DATASET CONTENT:
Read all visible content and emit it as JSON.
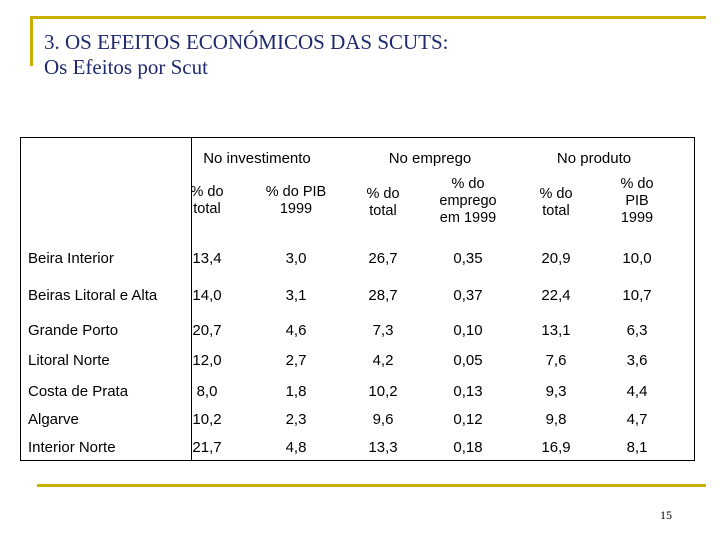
{
  "title": {
    "line1": "3. OS EFEITOS ECONÓMICOS DAS SCUTS:",
    "line2": "Os Efeitos por Scut"
  },
  "table": {
    "groups": [
      "No investimento",
      "No emprego",
      "No produto"
    ],
    "subheaders": [
      [
        "% do",
        "total"
      ],
      [
        "% do PIB",
        "1999"
      ],
      [
        "% do",
        "total"
      ],
      [
        "% do",
        "emprego",
        "em 1999"
      ],
      [
        "% do",
        "total"
      ],
      [
        "% do",
        "PIB",
        "1999"
      ]
    ],
    "rows": [
      {
        "label": "Beira Interior",
        "values": [
          "13,4",
          "3,0",
          "26,7",
          "0,35",
          "20,9",
          "10,0"
        ]
      },
      {
        "label": "Beiras Litoral e Alta",
        "values": [
          "14,0",
          "3,1",
          "28,7",
          "0,37",
          "22,4",
          "10,7"
        ]
      },
      {
        "label": "Grande Porto",
        "values": [
          "20,7",
          "4,6",
          "7,3",
          "0,10",
          "13,1",
          "6,3"
        ]
      },
      {
        "label": "Litoral Norte",
        "values": [
          "12,0",
          "2,7",
          "4,2",
          "0,05",
          "7,6",
          "3,6"
        ]
      },
      {
        "label": "Costa de Prata",
        "values": [
          "8,0",
          "1,8",
          "10,2",
          "0,13",
          "9,3",
          "4,4"
        ]
      },
      {
        "label": "Algarve",
        "values": [
          "10,2",
          "2,3",
          "9,6",
          "0,12",
          "9,8",
          "4,7"
        ]
      },
      {
        "label": "Interior Norte",
        "values": [
          "21,7",
          "4,8",
          "13,3",
          "0,18",
          "16,9",
          "8,1"
        ]
      }
    ]
  },
  "page_number": "15",
  "colors": {
    "accent": "#c9b000",
    "title": "#1f2a6e"
  }
}
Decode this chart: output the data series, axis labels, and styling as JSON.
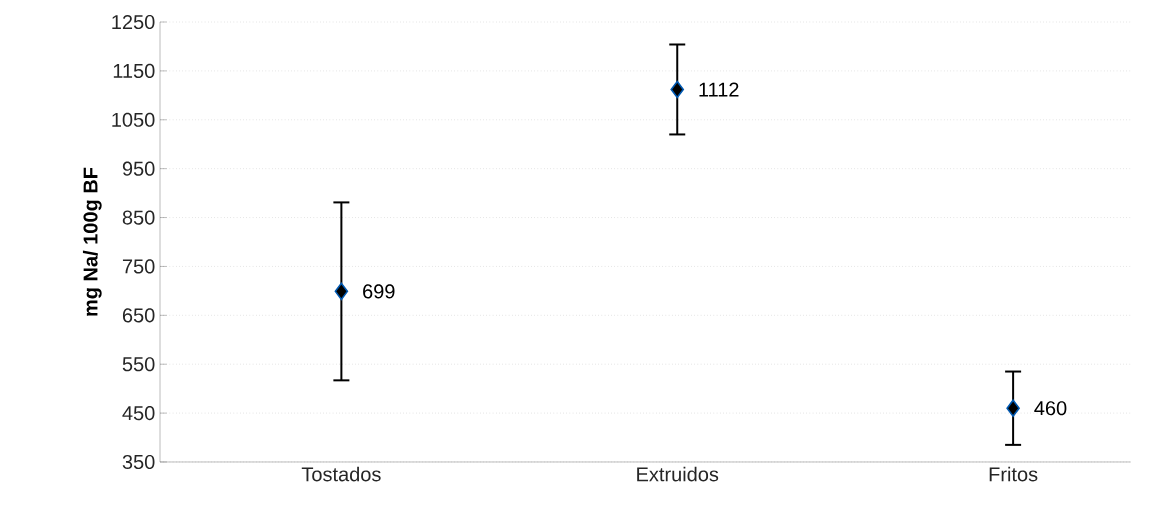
{
  "chart_data": {
    "type": "scatter",
    "ylabel": "mg Na/ 100g BF",
    "categories": [
      "Tostados",
      "Extruidos",
      "Fritos"
    ],
    "values": [
      699,
      1112,
      460
    ],
    "errors": [
      182,
      92,
      75
    ],
    "color": "#000000",
    "marker": "diamond",
    "data_labels": true,
    "ylim": [
      350,
      1250
    ],
    "yticks": [
      350,
      450,
      550,
      650,
      750,
      850,
      950,
      1050,
      1150,
      1250
    ],
    "grid": "y"
  }
}
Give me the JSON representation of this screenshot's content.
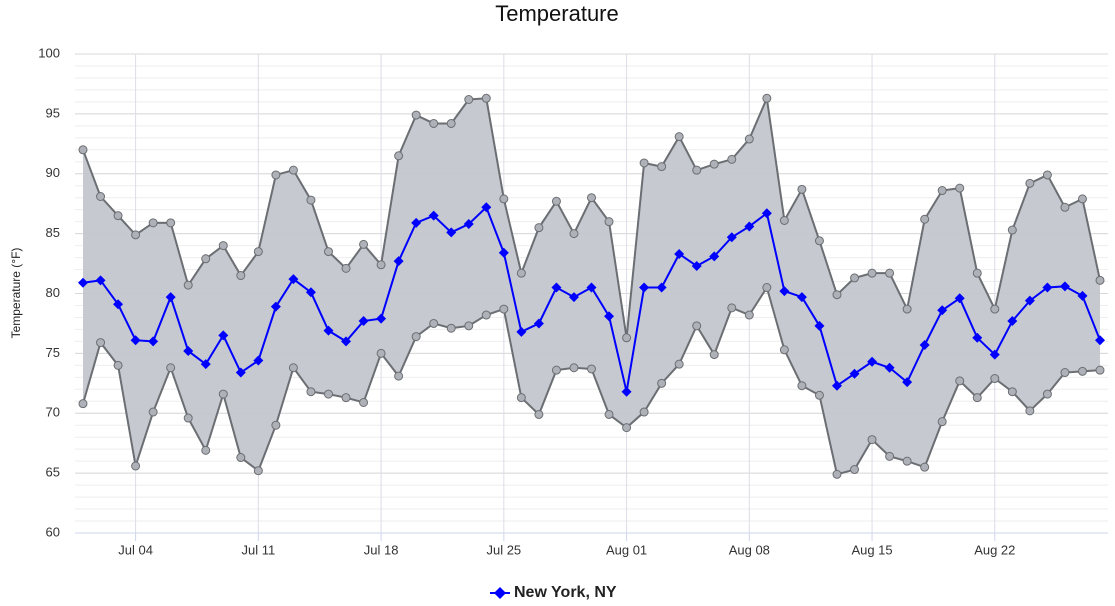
{
  "chart_data": {
    "type": "line",
    "title": "Temperature",
    "y_label": "Temperature (°F)",
    "categories": [
      null,
      null,
      null,
      "Jul 04",
      null,
      null,
      null,
      null,
      null,
      null,
      "Jul 11",
      null,
      null,
      null,
      null,
      null,
      null,
      "Jul 18",
      null,
      null,
      null,
      null,
      null,
      null,
      "Jul 25",
      null,
      null,
      null,
      null,
      null,
      null,
      "Aug 01",
      null,
      null,
      null,
      null,
      null,
      null,
      "Aug 08",
      null,
      null,
      null,
      null,
      null,
      null,
      "Aug 15",
      null,
      null,
      null,
      null,
      null,
      null,
      "Aug 22",
      null,
      null,
      null,
      null,
      null,
      null
    ],
    "series": [
      {
        "name": "New York, NY",
        "color": "#0000ff",
        "values": [
          80.9,
          81.1,
          79.1,
          76.1,
          76.0,
          79.7,
          75.2,
          74.1,
          76.5,
          73.4,
          74.4,
          78.9,
          81.2,
          80.1,
          76.9,
          76.0,
          77.7,
          77.9,
          82.7,
          85.9,
          86.5,
          85.1,
          85.8,
          87.2,
          83.4,
          76.8,
          77.5,
          80.5,
          79.7,
          80.5,
          78.1,
          71.8,
          80.5,
          80.5,
          83.3,
          82.3,
          83.1,
          84.7,
          85.6,
          86.7,
          80.2,
          79.7,
          77.3,
          72.3,
          73.3,
          74.3,
          73.8,
          72.6,
          75.7,
          78.6,
          79.6,
          76.3,
          74.9,
          77.7,
          79.4,
          80.5,
          80.6,
          79.8,
          76.1
        ]
      }
    ],
    "band": {
      "color": "#c3c7ce",
      "line_color": "#6b6e72",
      "high": [
        92.0,
        88.1,
        86.5,
        84.9,
        85.9,
        85.9,
        80.7,
        82.9,
        84.0,
        81.5,
        83.5,
        89.9,
        90.3,
        87.8,
        83.5,
        82.1,
        84.1,
        82.4,
        91.5,
        94.9,
        94.2,
        94.2,
        96.2,
        96.3,
        87.9,
        81.7,
        85.5,
        87.7,
        85.0,
        88.0,
        86.0,
        76.3,
        90.9,
        90.6,
        93.1,
        90.3,
        90.8,
        91.2,
        92.9,
        96.3,
        86.1,
        88.7,
        84.4,
        79.9,
        81.3,
        81.7,
        81.7,
        78.7,
        86.2,
        88.6,
        88.8,
        81.7,
        78.7,
        85.3,
        89.2,
        89.9,
        87.2,
        87.9,
        81.1
      ],
      "low": [
        70.8,
        75.9,
        74.0,
        65.6,
        70.1,
        73.8,
        69.6,
        66.9,
        71.6,
        66.3,
        65.2,
        69.0,
        73.8,
        71.8,
        71.6,
        71.3,
        70.9,
        75.0,
        73.1,
        76.4,
        77.5,
        77.1,
        77.3,
        78.2,
        78.7,
        71.3,
        69.9,
        73.6,
        73.8,
        73.7,
        69.9,
        68.8,
        70.1,
        72.5,
        74.1,
        77.3,
        74.9,
        78.8,
        78.2,
        80.5,
        75.3,
        72.3,
        71.5,
        64.9,
        65.3,
        67.8,
        66.4,
        66.0,
        65.5,
        69.3,
        72.7,
        71.3,
        72.9,
        71.8,
        70.2,
        71.6,
        73.4,
        73.5,
        73.6
      ]
    },
    "ylim": [
      60,
      100
    ],
    "yticks": [
      60,
      65,
      70,
      75,
      80,
      85,
      90,
      95,
      100
    ],
    "grid": true
  }
}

PROBLEM REQUIREMENTS: Copy each line of the records precisely and drop any images they hold.

WRITTEN SOLUTION:
Read all visible content and emit it as JSON.
{
  "title": {
    "line1": "3. OS EFEITOS ECONÓMICOS DAS SCUTS:",
    "line2": "Os Efeitos por Scut"
  },
  "table": {
    "groups": [
      "No investimento",
      "No emprego",
      "No produto"
    ],
    "subheaders": [
      [
        "% do",
        "total"
      ],
      [
        "% do PIB",
        "1999"
      ],
      [
        "% do",
        "total"
      ],
      [
        "% do",
        "emprego",
        "em 1999"
      ],
      [
        "% do",
        "total"
      ],
      [
        "% do",
        "PIB",
        "1999"
      ]
    ],
    "rows": [
      {
        "label": "Beira Interior",
        "values": [
          "13,4",
          "3,0",
          "26,7",
          "0,35",
          "20,9",
          "10,0"
        ]
      },
      {
        "label": "Beiras Litoral e Alta",
        "values": [
          "14,0",
          "3,1",
          "28,7",
          "0,37",
          "22,4",
          "10,7"
        ]
      },
      {
        "label": "Grande Porto",
        "values": [
          "20,7",
          "4,6",
          "7,3",
          "0,10",
          "13,1",
          "6,3"
        ]
      },
      {
        "label": "Litoral Norte",
        "values": [
          "12,0",
          "2,7",
          "4,2",
          "0,05",
          "7,6",
          "3,6"
        ]
      },
      {
        "label": "Costa de Prata",
        "values": [
          "8,0",
          "1,8",
          "10,2",
          "0,13",
          "9,3",
          "4,4"
        ]
      },
      {
        "label": "Algarve",
        "values": [
          "10,2",
          "2,3",
          "9,6",
          "0,12",
          "9,8",
          "4,7"
        ]
      },
      {
        "label": "Interior Norte",
        "values": [
          "21,7",
          "4,8",
          "13,3",
          "0,18",
          "16,9",
          "8,1"
        ]
      }
    ]
  },
  "page_number": "15",
  "colors": {
    "accent": "#c9b000",
    "title": "#1f2a6e"
  }
}
Decode this chart: output the data series, axis labels, and styling as JSON.
{
  "chart_data": {
    "type": "scatter",
    "ylabel": "mg Na/ 100g BF",
    "categories": [
      "Tostados",
      "Extruidos",
      "Fritos"
    ],
    "values": [
      699,
      1112,
      460
    ],
    "errors": [
      182,
      92,
      75
    ],
    "color": "#000000",
    "marker": "diamond",
    "data_labels": true,
    "ylim": [
      350,
      1250
    ],
    "yticks": [
      350,
      450,
      550,
      650,
      750,
      850,
      950,
      1050,
      1150,
      1250
    ],
    "grid": "y"
  }
}
Give me the JSON representation of this screenshot's content.
{
  "chart_data": {
    "type": "line",
    "title": "Temperature",
    "y_label": "Temperature (°F)",
    "categories": [
      null,
      null,
      null,
      "Jul 04",
      null,
      null,
      null,
      null,
      null,
      null,
      "Jul 11",
      null,
      null,
      null,
      null,
      null,
      null,
      "Jul 18",
      null,
      null,
      null,
      null,
      null,
      null,
      "Jul 25",
      null,
      null,
      null,
      null,
      null,
      null,
      "Aug 01",
      null,
      null,
      null,
      null,
      null,
      null,
      "Aug 08",
      null,
      null,
      null,
      null,
      null,
      null,
      "Aug 15",
      null,
      null,
      null,
      null,
      null,
      null,
      "Aug 22",
      null,
      null,
      null,
      null,
      null,
      null
    ],
    "series": [
      {
        "name": "New York, NY",
        "color": "#0000ff",
        "values": [
          80.9,
          81.1,
          79.1,
          76.1,
          76.0,
          79.7,
          75.2,
          74.1,
          76.5,
          73.4,
          74.4,
          78.9,
          81.2,
          80.1,
          76.9,
          76.0,
          77.7,
          77.9,
          82.7,
          85.9,
          86.5,
          85.1,
          85.8,
          87.2,
          83.4,
          76.8,
          77.5,
          80.5,
          79.7,
          80.5,
          78.1,
          71.8,
          80.5,
          80.5,
          83.3,
          82.3,
          83.1,
          84.7,
          85.6,
          86.7,
          80.2,
          79.7,
          77.3,
          72.3,
          73.3,
          74.3,
          73.8,
          72.6,
          75.7,
          78.6,
          79.6,
          76.3,
          74.9,
          77.7,
          79.4,
          80.5,
          80.6,
          79.8,
          76.1
        ]
      }
    ],
    "band": {
      "color": "#c3c7ce",
      "line_color": "#6b6e72",
      "high": [
        92.0,
        88.1,
        86.5,
        84.9,
        85.9,
        85.9,
        80.7,
        82.9,
        84.0,
        81.5,
        83.5,
        89.9,
        90.3,
        87.8,
        83.5,
        82.1,
        84.1,
        82.4,
        91.5,
        94.9,
        94.2,
        94.2,
        96.2,
        96.3,
        87.9,
        81.7,
        85.5,
        87.7,
        85.0,
        88.0,
        86.0,
        76.3,
        90.9,
        90.6,
        93.1,
        90.3,
        90.8,
        91.2,
        92.9,
        96.3,
        86.1,
        88.7,
        84.4,
        79.9,
        81.3,
        81.7,
        81.7,
        78.7,
        86.2,
        88.6,
        88.8,
        81.7,
        78.7,
        85.3,
        89.2,
        89.9,
        87.2,
        87.9,
        81.1
      ],
      "low": [
        70.8,
        75.9,
        74.0,
        65.6,
        70.1,
        73.8,
        69.6,
        66.9,
        71.6,
        66.3,
        65.2,
        69.0,
        73.8,
        71.8,
        71.6,
        71.3,
        70.9,
        75.0,
        73.1,
        76.4,
        77.5,
        77.1,
        77.3,
        78.2,
        78.7,
        71.3,
        69.9,
        73.6,
        73.8,
        73.7,
        69.9,
        68.8,
        70.1,
        72.5,
        74.1,
        77.3,
        74.9,
        78.8,
        78.2,
        80.5,
        75.3,
        72.3,
        71.5,
        64.9,
        65.3,
        67.8,
        66.4,
        66.0,
        65.5,
        69.3,
        72.7,
        71.3,
        72.9,
        71.8,
        70.2,
        71.6,
        73.4,
        73.5,
        73.6
      ]
    },
    "ylim": [
      60,
      100
    ],
    "yticks": [
      60,
      65,
      70,
      75,
      80,
      85,
      90,
      95,
      100
    ],
    "grid": true
  }
}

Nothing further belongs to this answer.